[DATA EXTRACT — start]

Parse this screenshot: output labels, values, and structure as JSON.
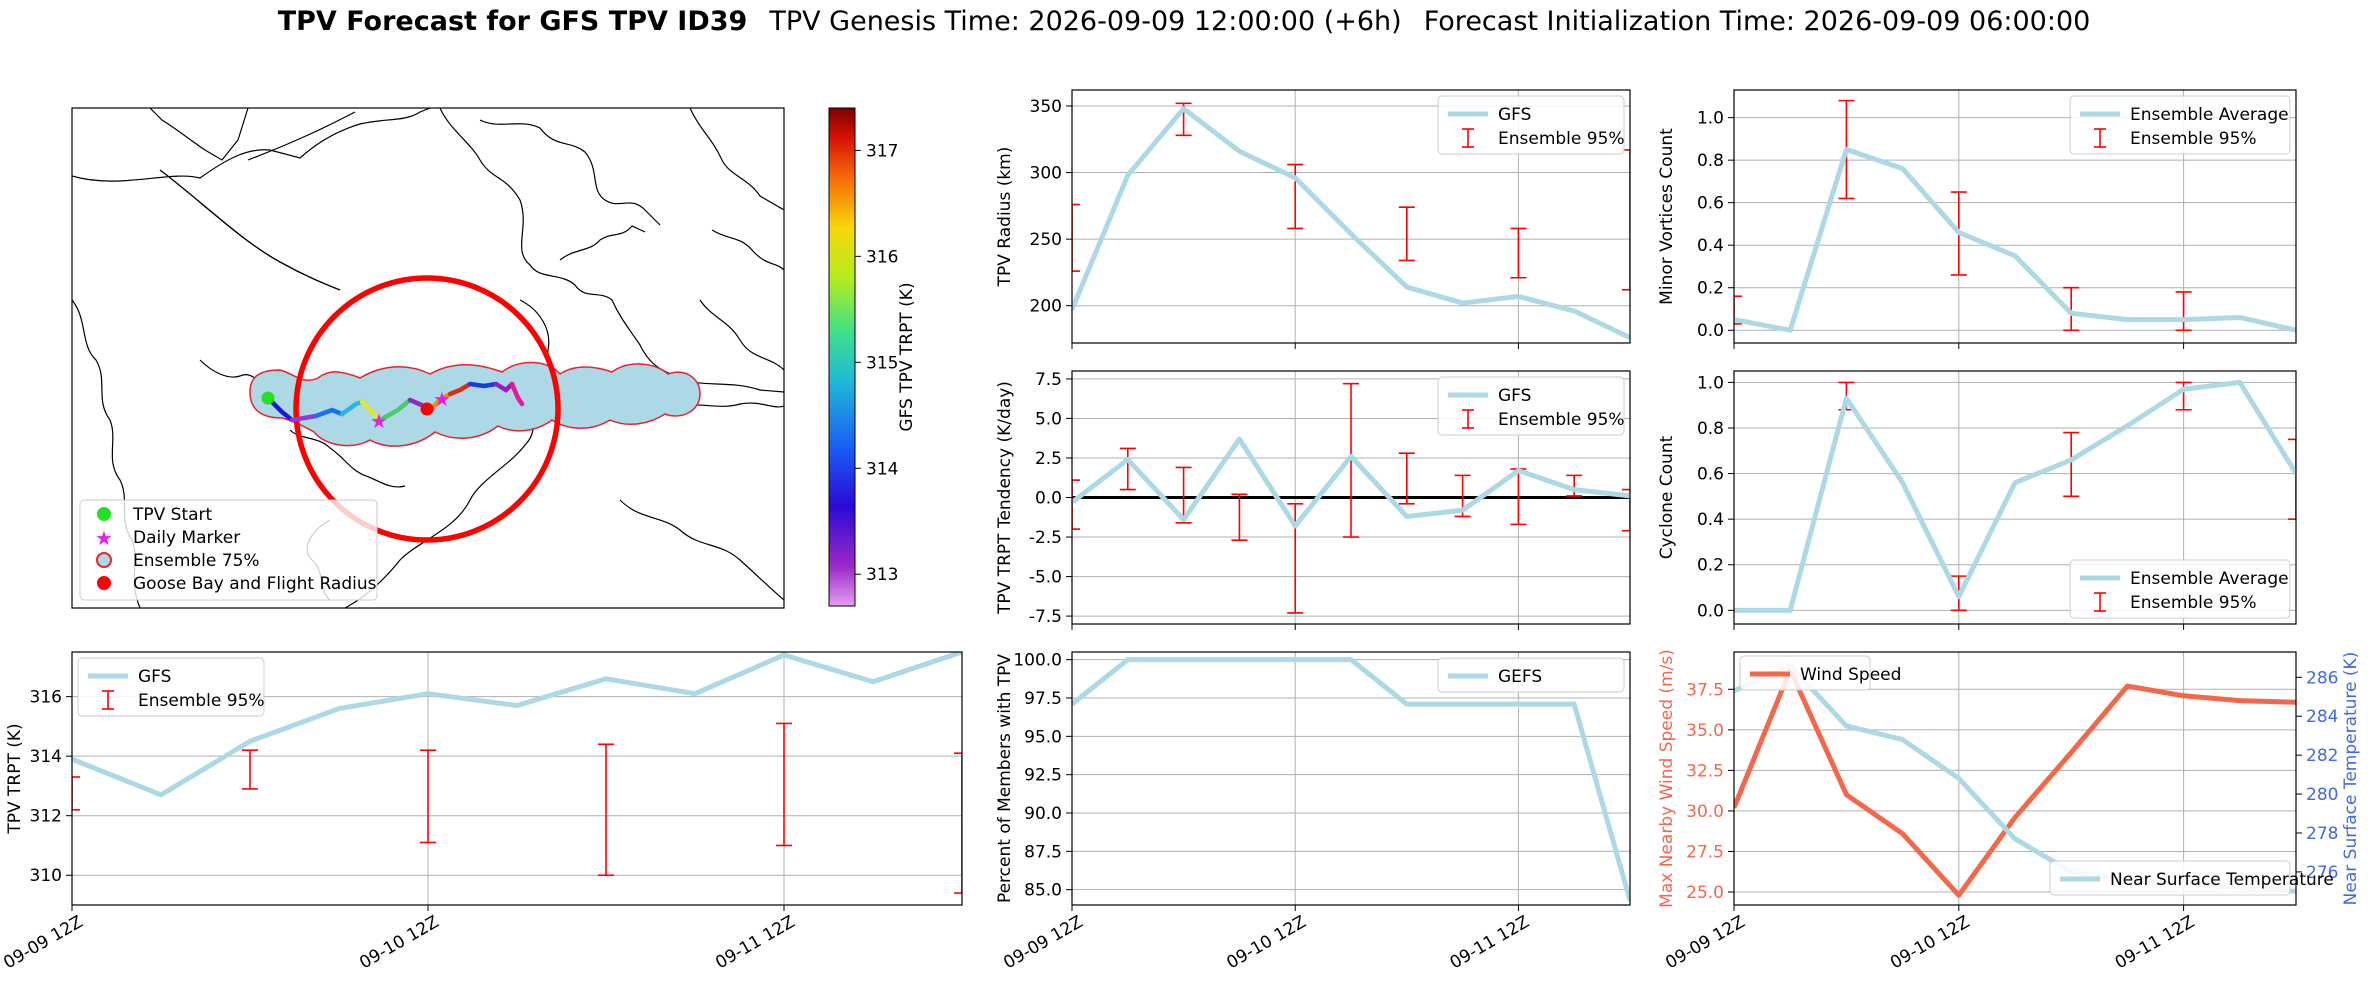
{
  "header": {
    "title_bold": "TPV Forecast for GFS TPV ID39",
    "genesis": "TPV Genesis Time: 2026-09-09 12:00:00 (+6h)",
    "init": "Forecast Initialization Time: 2026-09-09 06:00:00"
  },
  "colors": {
    "gfs": "#add8e6",
    "ensemble": "#ff0000",
    "wind": "#f4674a",
    "temp_axis": "#4169e1"
  },
  "map": {
    "legend": [
      "TPV Start",
      "Daily Marker",
      "Ensemble 75%",
      "Goose Bay and Flight Radius"
    ],
    "colorbar": {
      "label": "GFS TPV TRPT (K)",
      "ticks": [
        313,
        314,
        315,
        316,
        317
      ],
      "range": [
        312.7,
        317.4
      ]
    }
  },
  "time_ticks": [
    "09-09 12Z",
    "09-10 12Z",
    "09-11 12Z"
  ],
  "chart_data": [
    {
      "id": "radius",
      "type": "line",
      "ylabel": "TPV Radius (km)",
      "ylim": [
        172,
        362
      ],
      "yticks": [
        200,
        250,
        300,
        350
      ],
      "x": [
        0,
        0.25,
        0.5,
        0.75,
        1,
        1.25,
        1.5,
        1.75,
        2,
        2.25,
        2.5
      ],
      "series": [
        {
          "name": "GFS",
          "values": [
            197,
            298,
            348,
            316,
            296,
            254,
            214,
            202,
            207,
            196,
            176
          ]
        }
      ],
      "errorbars": {
        "name": "Ensemble 95%",
        "x": [
          0,
          0.5,
          1,
          1.5,
          2,
          2.5
        ],
        "low": [
          226,
          328,
          258,
          234,
          221,
          212
        ],
        "high": [
          276,
          352,
          306,
          274,
          258,
          317
        ]
      },
      "legend": "top-right",
      "grid": true
    },
    {
      "id": "tendency",
      "type": "line",
      "ylabel": "TPV TRPT Tendency (K/day)",
      "ylim": [
        -8,
        8
      ],
      "yticks": [
        -7.5,
        -5.0,
        -2.5,
        0.0,
        2.5,
        5.0,
        7.5
      ],
      "x": [
        0,
        0.25,
        0.5,
        0.75,
        1,
        1.25,
        1.5,
        1.75,
        2,
        2.25,
        2.5
      ],
      "series": [
        {
          "name": "GFS",
          "values": [
            -0.3,
            2.4,
            -1.4,
            3.7,
            -1.8,
            2.6,
            -1.2,
            -0.8,
            1.7,
            0.5,
            0.1
          ]
        }
      ],
      "errorbars": {
        "name": "Ensemble 95%",
        "x": [
          0,
          0.25,
          0.5,
          0.75,
          1,
          1.25,
          1.5,
          1.75,
          2,
          2.25,
          2.5
        ],
        "low": [
          -2,
          0.5,
          -1.6,
          -2.7,
          -7.3,
          -2.5,
          -0.4,
          -1.2,
          -1.7,
          0.1,
          -2.1
        ],
        "high": [
          1.1,
          3.1,
          1.9,
          0.2,
          -0.4,
          7.2,
          2.8,
          1.4,
          1.8,
          1.4,
          0.5
        ]
      },
      "zero_line": true,
      "legend": "top-right",
      "grid": true
    },
    {
      "id": "minor",
      "type": "line",
      "ylabel": "Minor Vortices Count",
      "ylim": [
        -0.06,
        1.13
      ],
      "yticks": [
        0.0,
        0.2,
        0.4,
        0.6,
        0.8,
        1.0
      ],
      "x": [
        0,
        0.25,
        0.5,
        0.75,
        1,
        1.25,
        1.5,
        1.75,
        2,
        2.25,
        2.5
      ],
      "series": [
        {
          "name": "Ensemble Average",
          "values": [
            0.05,
            0.0,
            0.85,
            0.76,
            0.46,
            0.35,
            0.08,
            0.05,
            0.05,
            0.06,
            0.0
          ]
        }
      ],
      "errorbars": {
        "name": "Ensemble 95%",
        "x": [
          0,
          0.5,
          1,
          1.5,
          2
        ],
        "low": [
          0.03,
          0.62,
          0.26,
          0.0,
          0.0
        ],
        "high": [
          0.16,
          1.08,
          0.65,
          0.2,
          0.18
        ]
      },
      "legend": "top-right",
      "grid": true
    },
    {
      "id": "cyclone",
      "type": "line",
      "ylabel": "Cyclone Count",
      "ylim": [
        -0.06,
        1.05
      ],
      "yticks": [
        0.0,
        0.2,
        0.4,
        0.6,
        0.8,
        1.0
      ],
      "x": [
        0,
        0.25,
        0.5,
        0.75,
        1,
        1.25,
        1.5,
        1.75,
        2,
        2.25,
        2.5
      ],
      "series": [
        {
          "name": "Ensemble Average",
          "values": [
            0.0,
            0.0,
            0.93,
            0.56,
            0.06,
            0.56,
            0.66,
            0.81,
            0.97,
            1.0,
            0.6
          ]
        }
      ],
      "errorbars": {
        "name": "Ensemble 95%",
        "x": [
          0,
          0.5,
          1,
          1.5,
          2,
          2.5
        ],
        "low": [
          0.0,
          0.88,
          0.0,
          0.5,
          0.88,
          0.4
        ],
        "high": [
          0.0,
          1.0,
          0.15,
          0.78,
          1.0,
          0.75
        ]
      },
      "legend": "bottom-right",
      "grid": true
    },
    {
      "id": "trpt",
      "type": "line",
      "ylabel": "TPV TRPT (K)",
      "ylim": [
        309,
        317.5
      ],
      "yticks": [
        310,
        312,
        314,
        316
      ],
      "x": [
        0,
        0.25,
        0.5,
        0.75,
        1,
        1.25,
        1.5,
        1.75,
        2,
        2.25,
        2.5
      ],
      "series": [
        {
          "name": "GFS",
          "values": [
            313.9,
            312.7,
            314.5,
            315.6,
            316.1,
            315.7,
            316.6,
            316.1,
            317.4,
            316.5,
            317.5
          ]
        }
      ],
      "errorbars": {
        "name": "Ensemble 95%",
        "x": [
          0,
          0.5,
          1,
          1.5,
          2,
          2.5
        ],
        "low": [
          312.2,
          312.9,
          311.1,
          310.0,
          311.0,
          309.4
        ],
        "high": [
          313.3,
          314.2,
          314.2,
          314.4,
          315.1,
          314.1
        ]
      },
      "legend": "top-left",
      "grid": true
    },
    {
      "id": "members",
      "type": "line",
      "ylabel": "Percent of Members with TPV",
      "ylim": [
        84,
        100.5
      ],
      "yticks": [
        85.0,
        87.5,
        90.0,
        92.5,
        95.0,
        97.5,
        100.0
      ],
      "x": [
        0,
        0.25,
        0.5,
        0.75,
        1,
        1.25,
        1.5,
        1.75,
        2,
        2.25,
        2.5
      ],
      "series": [
        {
          "name": "GEFS",
          "values": [
            97.1,
            100,
            100,
            100,
            100,
            100,
            97.1,
            97.1,
            97.1,
            97.1,
            84.3
          ]
        }
      ],
      "legend": "top-right",
      "grid": true
    },
    {
      "id": "wind",
      "type": "line",
      "ylabel": "Max Nearby Wind Speed (m/s)",
      "ylim": [
        24.2,
        39.8
      ],
      "yticks": [
        25.0,
        27.5,
        30.0,
        32.5,
        35.0,
        37.5
      ],
      "y2label": "Near Surface Temperature (K)",
      "y2lim": [
        274.3,
        287.3
      ],
      "y2ticks": [
        276,
        278,
        280,
        282,
        284,
        286
      ],
      "x": [
        0,
        0.25,
        0.5,
        0.75,
        1,
        1.25,
        1.5,
        1.75,
        2,
        2.25,
        2.5
      ],
      "series": [
        {
          "name": "Wind Speed",
          "axis": "left",
          "values": [
            30.2,
            38.7,
            31.0,
            28.6,
            24.8,
            29.6,
            33.6,
            37.7,
            37.1,
            36.8,
            36.7
          ]
        },
        {
          "name": "Near Surface Temperature",
          "axis": "right",
          "values": [
            285.3,
            286.6,
            283.5,
            282.8,
            280.8,
            277.7,
            276.0,
            275.6,
            275.4,
            275.2,
            275.0
          ]
        }
      ],
      "legend": "top-left / bottom-right",
      "grid": true
    }
  ]
}
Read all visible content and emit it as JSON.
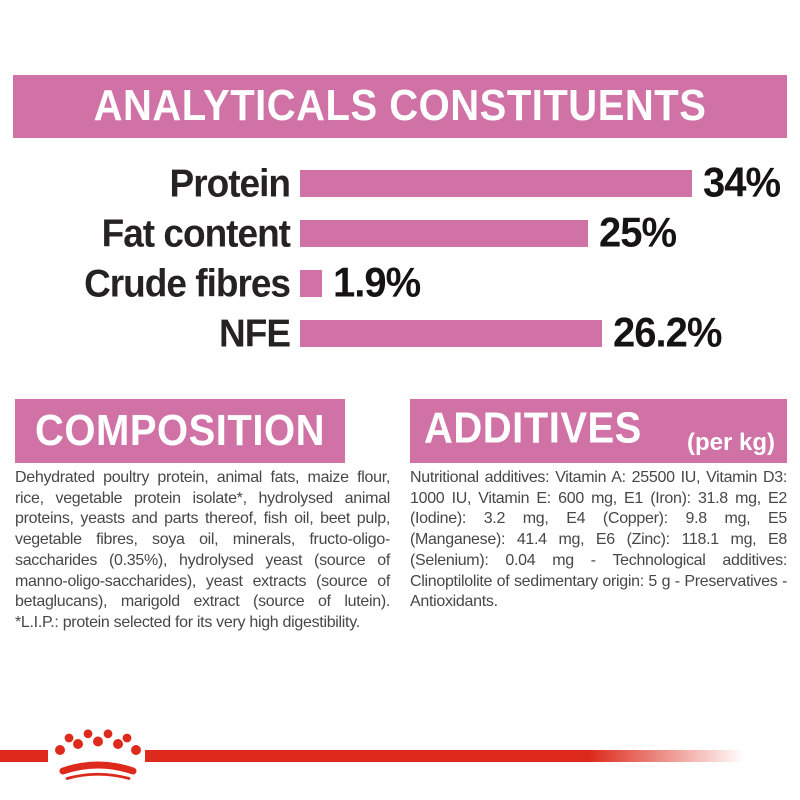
{
  "colors": {
    "pink": "#d072a5",
    "red": "#dd2a1c",
    "heading_text": "#ffffff",
    "label_text": "#262223",
    "body_text": "#474747"
  },
  "header": {
    "title": "ANALYTICALS CONSTITUENTS"
  },
  "chart_data": {
    "type": "bar",
    "orientation": "horizontal",
    "title": "ANALYTICALS CONSTITUENTS",
    "categories": [
      "Protein",
      "Fat content",
      "Crude fibres",
      "NFE"
    ],
    "values": [
      34,
      25,
      1.9,
      26.2
    ],
    "value_labels": [
      "34%",
      "25%",
      "1.9%",
      "26.2%"
    ],
    "unit": "%",
    "xlim": [
      0,
      34
    ],
    "bar_color": "#d072a5",
    "grid": false,
    "legend": false
  },
  "sections": {
    "composition": {
      "title": "COMPOSITION",
      "body": "Dehydrated poultry protein, animal fats, maize flour, rice, vegetable protein isolate*, hydrolysed animal proteins, yeasts and parts thereof, fish oil, beet pulp, vegetable fibres, soya oil, minerals, fructo-oligo-saccharides (0.35%), hydrolysed yeast (source of manno-oligo-saccharides), yeast extracts (source of betaglucans), marigold extract (source of lutein). *L.I.P.: protein selected for its very high digestibility."
    },
    "additives": {
      "title": "ADDITIVES",
      "subtitle": "(per kg)",
      "body": "Nutritional additives: Vitamin A: 25500 IU, Vitamin D3: 1000 IU, Vitamin E: 600 mg, E1 (Iron): 31.8 mg, E2 (Iodine): 3.2 mg, E4 (Copper): 9.8 mg, E5 (Manganese): 41.4 mg, E6 (Zinc): 118.1 mg, E8 (Selenium): 0.04 mg - Technological additives: Clinoptilolite of sedimentary origin: 5 g - Preservatives - Antioxidants."
    }
  },
  "footer": {
    "logo": "royal-canin-crown"
  }
}
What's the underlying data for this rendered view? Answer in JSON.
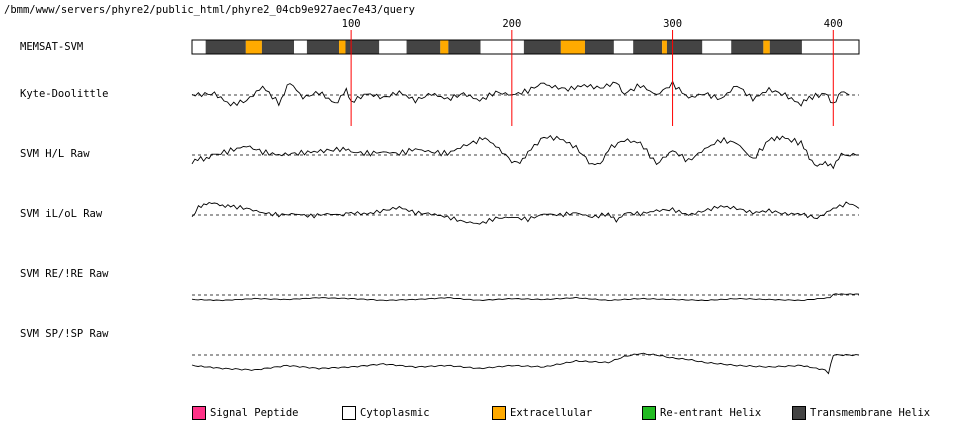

[DATA EXTRACT — finish]

**TASK:** Look for the word "Count". Copy out every line of the data that has it.

**TASK ANSWER:**
      "ylabel": "Minor Vortices Count",
      "ylabel": "Cyclone Count",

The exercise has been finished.